#### Exercise objective:
Format every line of the listing below as a JSON list of strings, one string per line, with blank lines dropped. Leave the pictures out of the answer.

** START Records to use **

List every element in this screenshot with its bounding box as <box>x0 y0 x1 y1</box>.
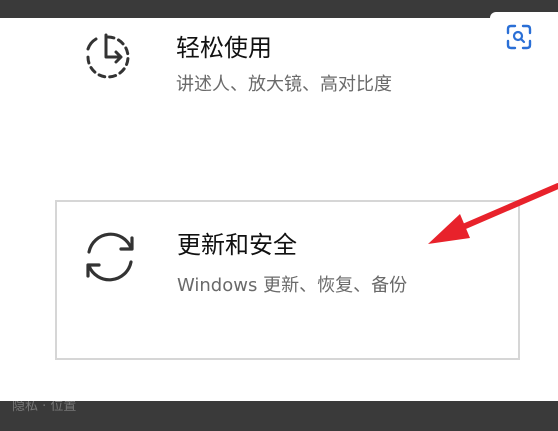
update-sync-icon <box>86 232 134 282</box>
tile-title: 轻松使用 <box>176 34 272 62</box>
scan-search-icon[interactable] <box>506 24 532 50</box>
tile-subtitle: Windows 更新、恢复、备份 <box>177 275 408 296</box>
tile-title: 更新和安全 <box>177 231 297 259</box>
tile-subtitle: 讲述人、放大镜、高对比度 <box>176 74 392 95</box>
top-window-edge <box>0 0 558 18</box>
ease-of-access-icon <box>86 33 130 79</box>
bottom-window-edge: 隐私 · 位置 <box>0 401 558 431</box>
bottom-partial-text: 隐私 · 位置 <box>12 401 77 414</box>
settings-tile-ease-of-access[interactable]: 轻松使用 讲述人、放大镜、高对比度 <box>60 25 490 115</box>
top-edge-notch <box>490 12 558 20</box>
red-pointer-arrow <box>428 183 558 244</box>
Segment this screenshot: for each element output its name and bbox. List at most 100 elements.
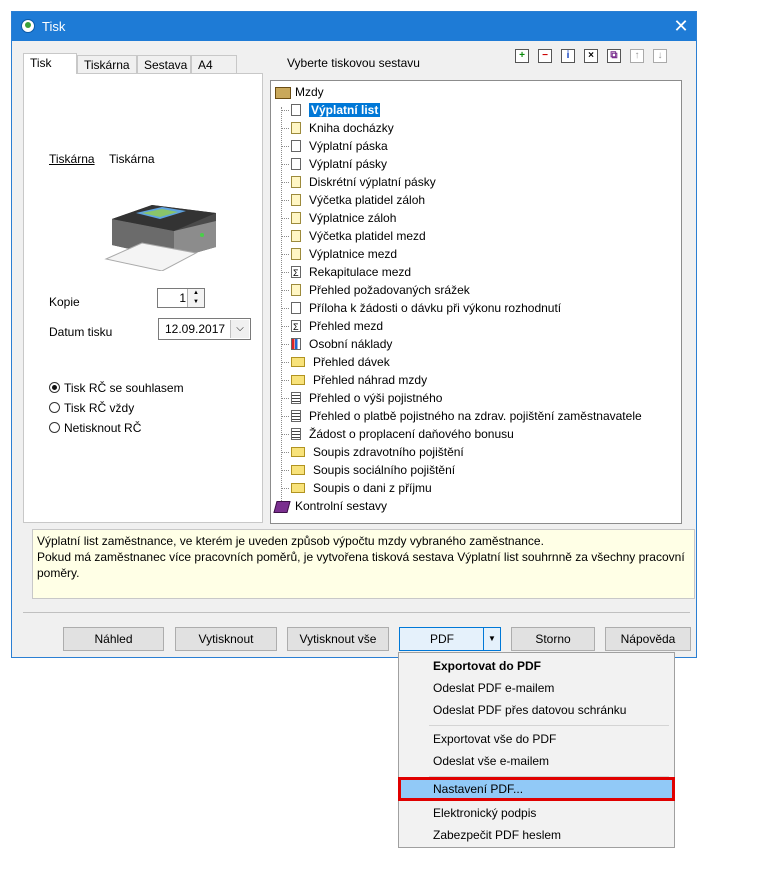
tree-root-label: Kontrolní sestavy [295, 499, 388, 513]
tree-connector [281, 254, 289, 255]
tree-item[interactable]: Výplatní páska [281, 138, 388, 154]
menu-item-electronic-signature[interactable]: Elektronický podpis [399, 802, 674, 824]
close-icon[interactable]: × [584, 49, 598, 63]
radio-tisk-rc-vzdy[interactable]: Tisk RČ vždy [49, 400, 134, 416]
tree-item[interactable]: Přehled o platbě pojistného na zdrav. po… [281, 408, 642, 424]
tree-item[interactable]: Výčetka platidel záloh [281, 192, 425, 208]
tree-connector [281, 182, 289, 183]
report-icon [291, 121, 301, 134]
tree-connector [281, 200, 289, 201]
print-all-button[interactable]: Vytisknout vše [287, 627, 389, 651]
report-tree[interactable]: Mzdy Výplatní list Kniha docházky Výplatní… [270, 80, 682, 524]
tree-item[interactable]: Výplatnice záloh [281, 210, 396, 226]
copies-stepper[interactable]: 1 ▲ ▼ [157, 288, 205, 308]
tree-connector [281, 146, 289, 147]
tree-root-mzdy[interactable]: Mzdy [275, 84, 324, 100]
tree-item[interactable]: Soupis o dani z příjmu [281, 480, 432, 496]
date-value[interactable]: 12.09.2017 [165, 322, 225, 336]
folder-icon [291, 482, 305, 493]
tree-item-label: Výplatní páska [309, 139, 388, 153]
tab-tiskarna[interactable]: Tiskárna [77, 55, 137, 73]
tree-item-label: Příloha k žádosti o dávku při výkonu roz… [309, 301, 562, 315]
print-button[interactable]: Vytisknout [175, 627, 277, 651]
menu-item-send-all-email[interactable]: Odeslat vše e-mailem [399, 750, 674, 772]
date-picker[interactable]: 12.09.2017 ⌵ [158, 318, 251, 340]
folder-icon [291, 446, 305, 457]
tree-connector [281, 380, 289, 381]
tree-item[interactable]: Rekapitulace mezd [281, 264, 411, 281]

** END Records to use **

#### Written solution:
[
  "List every element in this screenshot with its bounding box as <box>x0 y0 x1 y1</box>.",
  "update-sync-icon <box>86 232 134 282</box>",
  "tile-title: 轻松使用 <box>176 34 272 62</box>",
  "scan-search-icon[interactable] <box>506 24 532 50</box>",
  "tile-subtitle: Windows 更新、恢复、备份 <box>177 275 408 296</box>",
  "tile-title: 更新和安全 <box>177 231 297 259</box>",
  "tile-subtitle: 讲述人、放大镜、高对比度 <box>176 74 392 95</box>",
  "top-window-edge <box>0 0 558 18</box>",
  "ease-of-access-icon <box>86 33 130 79</box>",
  "bottom-window-edge: 隐私 · 位置 <box>0 401 558 431</box>",
  "bottom-partial-text: 隐私 · 位置 <box>12 401 77 414</box>",
  "settings-tile-ease-of-access[interactable]: 轻松使用 讲述人、放大镜、高对比度 <box>60 25 490 115</box>",
  "top-edge-notch <box>490 12 558 20</box>",
  "red-pointer-arrow <box>428 183 558 244</box>",
  "Segment this screenshot: for each element output its name and bbox. List at most 100 elements.",
  "tree-root-label: Kontrolní sestavy [295, 499, 388, 513]",
  "tree-connector [281, 254, 289, 255]",
  "tree-item[interactable]: Výplatní páska [281, 138, 388, 154]",
  "menu-item-electronic-signature[interactable]: Elektronický podpis [399, 802, 674, 824]",
  "close-icon[interactable]: × [584, 49, 598, 63]",
  "radio-tisk-rc-vzdy[interactable]: Tisk RČ vždy [49, 400, 134, 416]",
  "tree-item[interactable]: Přehled o platbě pojistného na zdrav. po… [281, 408, 642, 424]",
  "tree-item[interactable]: Výčetka platidel záloh [281, 192, 425, 208]",
  "tree-connector [281, 182, 289, 183]",
  "report-icon [291, 121, 301, 134]",
  "tree-connector [281, 200, 289, 201]",
  "print-all-button[interactable]: Vytisknout vše [287, 627, 389, 651]",
  "report-tree[interactable]: Mzdy Výplatní list Kniha docházky Výplatní… [270, 80, 682, 524]",
  "tree-item[interactable]: Výplatnice záloh [281, 210, 396, 226]",
  "copies-stepper[interactable]: 1 ▲ ▼ [157, 288, 205, 308]",
  "tree-connector [281, 146, 289, 147]",
  "tree-root-mzdy[interactable]: Mzdy [275, 84, 324, 100]",
  "tree-item[interactable]: Soupis o dani z příjmu [281, 480, 432, 496]",
  "date-value[interactable]: 12.09.2017 [165, 322, 225, 336]",
  "folder-icon [291, 482, 305, 493]",
  "tree-item-label: Výplatní páska [309, 139, 388, 153]",
  "tab-tiskarna[interactable]: Tiskárna [77, 55, 137, 73]",
  "tree-item-label: Příloha k žádosti o dávku při výkonu roz… [309, 301, 562, 315]",
  "print-button[interactable]: Vytisknout [175, 627, 277, 651]",
  "menu-item-send-all-email[interactable]: Odeslat vše e-mailem [399, 750, 674, 772]",
  "date-picker[interactable]: 12.09.2017 ⌵ [158, 318, 251, 340]",
  "folder-icon [291, 446, 305, 457]",
  "tree-connector [281, 380, 289, 381]",
  "tree-item[interactable]: Rekapitulace mezd [281, 264, 411, 281]"
]